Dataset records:
++++++++++

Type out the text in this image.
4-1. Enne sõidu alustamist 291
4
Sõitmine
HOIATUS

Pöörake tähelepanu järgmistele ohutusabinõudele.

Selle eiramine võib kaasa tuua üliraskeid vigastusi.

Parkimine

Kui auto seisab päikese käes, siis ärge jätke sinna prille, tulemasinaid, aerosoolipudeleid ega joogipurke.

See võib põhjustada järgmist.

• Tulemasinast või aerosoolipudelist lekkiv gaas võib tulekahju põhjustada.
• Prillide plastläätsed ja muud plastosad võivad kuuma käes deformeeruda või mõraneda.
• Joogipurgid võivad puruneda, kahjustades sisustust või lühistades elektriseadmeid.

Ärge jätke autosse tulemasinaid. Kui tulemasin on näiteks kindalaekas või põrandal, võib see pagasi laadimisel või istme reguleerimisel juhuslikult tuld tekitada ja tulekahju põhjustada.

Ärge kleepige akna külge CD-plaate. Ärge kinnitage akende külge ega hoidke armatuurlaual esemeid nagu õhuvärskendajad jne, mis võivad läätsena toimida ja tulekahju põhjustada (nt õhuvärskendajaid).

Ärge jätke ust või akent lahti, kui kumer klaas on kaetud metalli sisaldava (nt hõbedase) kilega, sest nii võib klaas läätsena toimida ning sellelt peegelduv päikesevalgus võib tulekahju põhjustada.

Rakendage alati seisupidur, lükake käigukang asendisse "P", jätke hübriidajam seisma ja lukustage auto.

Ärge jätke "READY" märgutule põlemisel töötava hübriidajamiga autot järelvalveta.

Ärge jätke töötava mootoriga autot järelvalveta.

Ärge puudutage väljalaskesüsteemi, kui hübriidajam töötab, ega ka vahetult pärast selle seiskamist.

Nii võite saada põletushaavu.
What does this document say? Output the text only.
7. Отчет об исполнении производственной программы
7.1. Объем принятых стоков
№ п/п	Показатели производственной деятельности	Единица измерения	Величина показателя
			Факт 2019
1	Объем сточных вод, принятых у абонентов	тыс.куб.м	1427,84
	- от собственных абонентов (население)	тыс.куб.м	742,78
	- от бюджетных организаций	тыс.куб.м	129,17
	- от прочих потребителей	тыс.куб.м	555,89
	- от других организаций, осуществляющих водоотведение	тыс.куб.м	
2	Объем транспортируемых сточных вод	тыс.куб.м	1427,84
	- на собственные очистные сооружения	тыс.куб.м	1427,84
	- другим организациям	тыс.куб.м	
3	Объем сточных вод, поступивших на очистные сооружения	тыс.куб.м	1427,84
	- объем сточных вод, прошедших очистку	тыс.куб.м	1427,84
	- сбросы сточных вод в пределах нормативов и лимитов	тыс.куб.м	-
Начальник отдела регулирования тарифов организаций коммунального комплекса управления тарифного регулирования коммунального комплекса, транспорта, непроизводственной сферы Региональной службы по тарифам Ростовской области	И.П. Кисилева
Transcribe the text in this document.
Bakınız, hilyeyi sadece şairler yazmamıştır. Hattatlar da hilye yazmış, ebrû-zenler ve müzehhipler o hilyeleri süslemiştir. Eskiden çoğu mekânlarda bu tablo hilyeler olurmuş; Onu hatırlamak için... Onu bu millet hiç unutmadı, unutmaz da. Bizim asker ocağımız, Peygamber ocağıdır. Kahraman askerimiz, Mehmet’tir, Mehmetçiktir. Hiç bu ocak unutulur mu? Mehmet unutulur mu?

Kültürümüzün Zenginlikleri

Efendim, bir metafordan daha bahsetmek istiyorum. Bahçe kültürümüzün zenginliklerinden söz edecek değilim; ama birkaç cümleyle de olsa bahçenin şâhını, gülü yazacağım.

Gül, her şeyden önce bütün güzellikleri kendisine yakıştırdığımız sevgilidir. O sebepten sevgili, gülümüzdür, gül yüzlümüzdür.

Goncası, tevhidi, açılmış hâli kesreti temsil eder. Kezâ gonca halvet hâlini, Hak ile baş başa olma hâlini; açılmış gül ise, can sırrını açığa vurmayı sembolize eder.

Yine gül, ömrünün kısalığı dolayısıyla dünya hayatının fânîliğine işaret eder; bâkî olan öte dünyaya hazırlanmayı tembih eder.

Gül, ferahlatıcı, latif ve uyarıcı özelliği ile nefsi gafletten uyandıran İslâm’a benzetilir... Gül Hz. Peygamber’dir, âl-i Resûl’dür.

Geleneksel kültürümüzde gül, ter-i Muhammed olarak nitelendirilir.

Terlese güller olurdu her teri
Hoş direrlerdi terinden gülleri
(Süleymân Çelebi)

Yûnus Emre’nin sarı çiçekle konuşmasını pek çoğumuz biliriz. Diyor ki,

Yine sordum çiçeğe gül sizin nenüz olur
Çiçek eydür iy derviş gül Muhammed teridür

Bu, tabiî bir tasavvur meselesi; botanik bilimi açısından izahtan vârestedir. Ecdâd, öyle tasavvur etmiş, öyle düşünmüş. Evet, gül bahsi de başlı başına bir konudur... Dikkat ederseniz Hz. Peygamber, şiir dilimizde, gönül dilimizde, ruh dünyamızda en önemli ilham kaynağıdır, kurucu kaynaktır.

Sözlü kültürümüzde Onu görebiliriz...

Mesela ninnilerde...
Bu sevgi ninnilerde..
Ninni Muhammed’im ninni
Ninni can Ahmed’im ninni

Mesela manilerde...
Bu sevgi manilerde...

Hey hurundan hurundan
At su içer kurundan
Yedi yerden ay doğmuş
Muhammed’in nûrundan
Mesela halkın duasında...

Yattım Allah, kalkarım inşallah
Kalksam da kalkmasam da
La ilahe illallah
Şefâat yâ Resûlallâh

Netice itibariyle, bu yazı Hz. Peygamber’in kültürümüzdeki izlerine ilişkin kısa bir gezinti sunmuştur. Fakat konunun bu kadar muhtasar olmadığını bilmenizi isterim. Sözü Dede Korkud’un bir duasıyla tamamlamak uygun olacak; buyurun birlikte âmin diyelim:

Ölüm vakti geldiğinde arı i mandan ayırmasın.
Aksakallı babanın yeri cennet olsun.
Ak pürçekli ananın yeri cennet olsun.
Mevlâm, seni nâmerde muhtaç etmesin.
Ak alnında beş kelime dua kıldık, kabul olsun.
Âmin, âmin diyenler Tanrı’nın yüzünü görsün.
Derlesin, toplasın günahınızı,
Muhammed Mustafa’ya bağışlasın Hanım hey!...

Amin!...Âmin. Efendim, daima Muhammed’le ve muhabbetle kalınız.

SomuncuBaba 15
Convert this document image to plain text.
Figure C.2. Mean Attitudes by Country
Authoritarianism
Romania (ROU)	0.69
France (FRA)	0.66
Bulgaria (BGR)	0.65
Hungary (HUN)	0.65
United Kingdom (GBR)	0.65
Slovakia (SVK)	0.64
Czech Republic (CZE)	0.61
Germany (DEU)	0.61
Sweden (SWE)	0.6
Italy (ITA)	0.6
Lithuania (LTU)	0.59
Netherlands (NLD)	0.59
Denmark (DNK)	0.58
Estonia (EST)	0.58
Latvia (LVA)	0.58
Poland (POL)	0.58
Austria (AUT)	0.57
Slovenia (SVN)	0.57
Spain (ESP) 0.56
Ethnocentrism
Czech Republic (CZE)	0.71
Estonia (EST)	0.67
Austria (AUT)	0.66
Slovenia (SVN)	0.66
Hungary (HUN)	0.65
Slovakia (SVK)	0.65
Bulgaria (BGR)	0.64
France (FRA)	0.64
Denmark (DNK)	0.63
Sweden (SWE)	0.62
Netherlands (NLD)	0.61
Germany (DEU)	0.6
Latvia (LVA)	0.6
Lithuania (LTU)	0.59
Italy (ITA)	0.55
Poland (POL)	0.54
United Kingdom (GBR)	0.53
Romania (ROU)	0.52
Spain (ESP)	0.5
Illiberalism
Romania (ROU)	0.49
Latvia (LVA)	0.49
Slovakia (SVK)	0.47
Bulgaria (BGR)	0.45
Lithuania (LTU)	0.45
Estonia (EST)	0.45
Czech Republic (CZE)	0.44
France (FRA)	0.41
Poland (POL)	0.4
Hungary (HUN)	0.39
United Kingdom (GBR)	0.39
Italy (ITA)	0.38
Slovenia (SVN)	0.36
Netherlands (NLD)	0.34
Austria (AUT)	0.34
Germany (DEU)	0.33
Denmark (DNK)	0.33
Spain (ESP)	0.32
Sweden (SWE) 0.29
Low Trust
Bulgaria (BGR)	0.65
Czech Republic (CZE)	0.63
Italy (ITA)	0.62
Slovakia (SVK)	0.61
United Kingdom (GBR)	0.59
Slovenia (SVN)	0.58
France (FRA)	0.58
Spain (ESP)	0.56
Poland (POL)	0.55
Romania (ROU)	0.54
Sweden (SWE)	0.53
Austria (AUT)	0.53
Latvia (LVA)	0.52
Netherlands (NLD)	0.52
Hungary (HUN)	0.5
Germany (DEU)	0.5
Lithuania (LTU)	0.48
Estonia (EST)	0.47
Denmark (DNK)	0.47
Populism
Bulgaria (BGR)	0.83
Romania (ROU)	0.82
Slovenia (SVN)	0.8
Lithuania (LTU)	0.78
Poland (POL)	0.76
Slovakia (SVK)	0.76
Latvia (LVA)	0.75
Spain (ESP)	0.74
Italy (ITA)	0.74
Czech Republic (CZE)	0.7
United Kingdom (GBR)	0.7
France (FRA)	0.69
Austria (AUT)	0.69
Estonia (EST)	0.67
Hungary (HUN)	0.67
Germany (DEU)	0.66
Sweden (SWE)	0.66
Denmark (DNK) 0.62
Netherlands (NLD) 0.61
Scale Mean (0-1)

++++++++++

**WHAT IS BEING ASKED:**
Pull out each line of the records holding the string "Romania".

**WRITTEN RESPONSE:**
Romania (ROU)	0.69
Romania (ROU)	0.52
Romania (ROU)	0.49
Romania (ROU)	0.54
Romania (ROU)	0.82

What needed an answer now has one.